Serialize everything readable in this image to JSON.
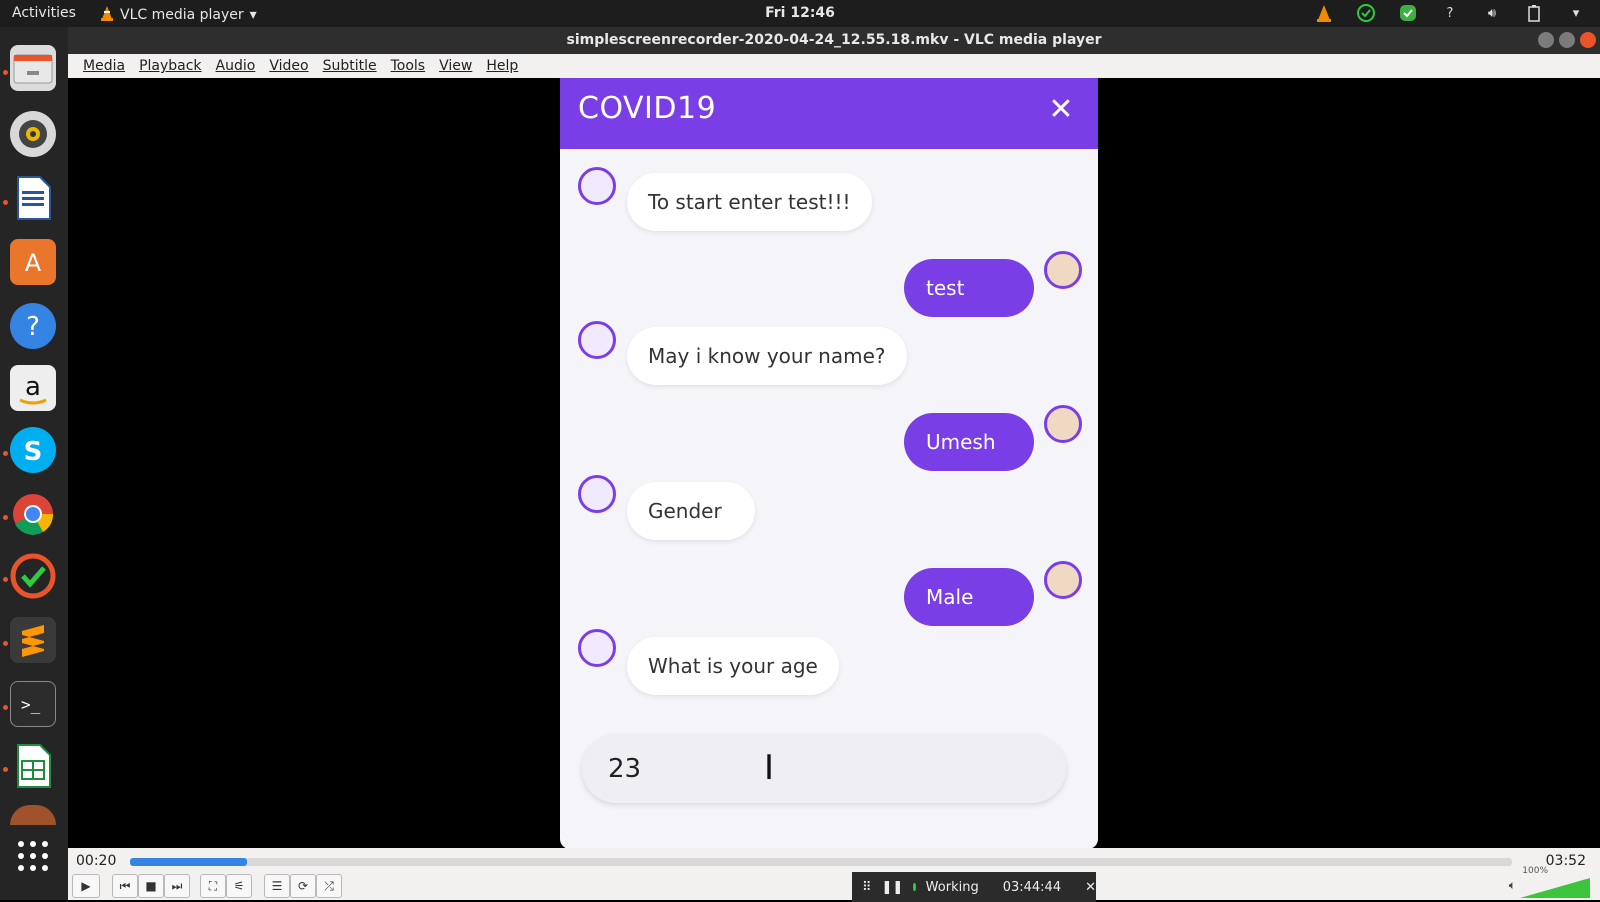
{
  "topbar": {
    "activities": "Activities",
    "app_name": "VLC media player",
    "clock": "Fri 12:46",
    "tray_icons": [
      "vlc-cone-icon",
      "checkmark-circle-icon",
      "green-check-icon",
      "help-icon",
      "volume-icon",
      "battery-icon",
      "chevron-down-icon"
    ]
  },
  "window": {
    "title": "simplescreenrecorder-2020-04-24_12.55.18.mkv - VLC media player"
  },
  "dock": {
    "items": [
      "file-manager-icon",
      "speaker-icon",
      "writer-icon",
      "software-store-icon",
      "help-icon",
      "amazon-icon",
      "skype-icon",
      "chrome-icon",
      "check-app-icon",
      "sublime-icon",
      "terminal-icon",
      "calc-icon",
      "partial-app-icon",
      "show-apps-icon"
    ],
    "running_dots": [
      true,
      false,
      true,
      false,
      false,
      false,
      true,
      true,
      true,
      true,
      true,
      true,
      false,
      false
    ]
  },
  "menu": {
    "items": [
      "Media",
      "Playback",
      "Audio",
      "Video",
      "Subtitle",
      "Tools",
      "View",
      "Help"
    ]
  },
  "chat": {
    "title": "COVID19",
    "close_label": "✕",
    "messages": [
      {
        "from": "bot",
        "text": "To start enter test!!!"
      },
      {
        "from": "user",
        "text": "test"
      },
      {
        "from": "bot",
        "text": "May i know your name?"
      },
      {
        "from": "user",
        "text": "Umesh"
      },
      {
        "from": "bot",
        "text": "Gender"
      },
      {
        "from": "user",
        "text": "Male"
      },
      {
        "from": "bot",
        "text": "What is your age"
      }
    ],
    "input_value": "23",
    "accent": "#7a3ee6"
  },
  "player": {
    "elapsed": "00:20",
    "total": "03:52",
    "progress": 0.085,
    "volume_label": "100%",
    "volume": 1.0
  },
  "recorder": {
    "status": "Working",
    "time": "03:44:44",
    "close_label": "✕"
  }
}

****************

### CHALLENGE
Leave out the pictures and retype every line above exactly.

### FINAL RESULT
Serialize everything readable in this image to JSON.
{
  "topbar": {
    "activities": "Activities",
    "app_name": "VLC media player",
    "clock": "Fri 12:46",
    "tray_icons": [
      "vlc-cone-icon",
      "checkmark-circle-icon",
      "green-check-icon",
      "help-icon",
      "volume-icon",
      "battery-icon",
      "chevron-down-icon"
    ]
  },
  "window": {
    "title": "simplescreenrecorder-2020-04-24_12.55.18.mkv - VLC media player"
  },
  "dock": {
    "items": [
      "file-manager-icon",
      "speaker-icon",
      "writer-icon",
      "software-store-icon",
      "help-icon",
      "amazon-icon",
      "skype-icon",
      "chrome-icon",
      "check-app-icon",
      "sublime-icon",
      "terminal-icon",
      "calc-icon",
      "partial-app-icon",
      "show-apps-icon"
    ],
    "running_dots": [
      true,
      false,
      true,
      false,
      false,
      false,
      true,
      true,
      true,
      true,
      true,
      true,
      false,
      false
    ]
  },
  "menu": {
    "items": [
      "Media",
      "Playback",
      "Audio",
      "Video",
      "Subtitle",
      "Tools",
      "View",
      "Help"
    ]
  },
  "chat": {
    "title": "COVID19",
    "close_label": "✕",
    "messages": [
      {
        "from": "bot",
        "text": "To start enter test!!!"
      },
      {
        "from": "user",
        "text": "test"
      },
      {
        "from": "bot",
        "text": "May i know your name?"
      },
      {
        "from": "user",
        "text": "Umesh"
      },
      {
        "from": "bot",
        "text": "Gender"
      },
      {
        "from": "user",
        "text": "Male"
      },
      {
        "from": "bot",
        "text": "What is your age"
      }
    ],
    "input_value": "23",
    "accent": "#7a3ee6"
  },
  "player": {
    "elapsed": "00:20",
    "total": "03:52",
    "progress": 0.085,
    "volume_label": "100%",
    "volume": 1.0
  },
  "recorder": {
    "status": "Working",
    "time": "03:44:44",
    "close_label": "✕"
  }
}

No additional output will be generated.